- GIVEN TASK -
Wherever the string "this" shows up in a line, count that line. Give the total alone.

───── EXCERPTED RECORDS ─────

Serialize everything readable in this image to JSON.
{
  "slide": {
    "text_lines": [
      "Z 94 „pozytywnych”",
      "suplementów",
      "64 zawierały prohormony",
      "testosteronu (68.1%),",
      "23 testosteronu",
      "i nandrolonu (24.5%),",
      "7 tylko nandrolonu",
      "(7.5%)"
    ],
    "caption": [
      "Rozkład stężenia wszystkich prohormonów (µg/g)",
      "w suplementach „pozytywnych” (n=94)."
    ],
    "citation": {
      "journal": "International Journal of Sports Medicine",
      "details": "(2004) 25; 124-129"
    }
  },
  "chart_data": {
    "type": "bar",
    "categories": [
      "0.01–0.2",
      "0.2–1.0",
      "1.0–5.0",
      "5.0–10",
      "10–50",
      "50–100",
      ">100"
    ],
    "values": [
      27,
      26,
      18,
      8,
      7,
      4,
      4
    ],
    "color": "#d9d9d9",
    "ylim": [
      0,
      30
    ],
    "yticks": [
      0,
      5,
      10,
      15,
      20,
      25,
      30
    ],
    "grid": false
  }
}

─────
───── EXCERPTED RECORDS ─────

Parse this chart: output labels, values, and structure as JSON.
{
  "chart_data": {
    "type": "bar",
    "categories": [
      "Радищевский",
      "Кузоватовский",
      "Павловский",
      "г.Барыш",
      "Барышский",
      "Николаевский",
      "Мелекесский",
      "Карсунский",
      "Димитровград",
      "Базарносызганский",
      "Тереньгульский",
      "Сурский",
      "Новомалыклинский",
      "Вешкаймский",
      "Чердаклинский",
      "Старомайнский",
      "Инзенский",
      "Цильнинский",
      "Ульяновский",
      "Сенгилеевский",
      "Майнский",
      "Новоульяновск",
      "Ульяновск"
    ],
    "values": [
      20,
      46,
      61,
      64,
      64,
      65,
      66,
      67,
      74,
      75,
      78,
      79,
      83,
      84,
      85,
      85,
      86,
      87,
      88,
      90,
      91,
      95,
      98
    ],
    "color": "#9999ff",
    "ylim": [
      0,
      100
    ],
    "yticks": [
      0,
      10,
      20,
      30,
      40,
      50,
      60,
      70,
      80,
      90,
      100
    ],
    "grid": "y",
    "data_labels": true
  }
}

─────

- IN RESPONSE -
2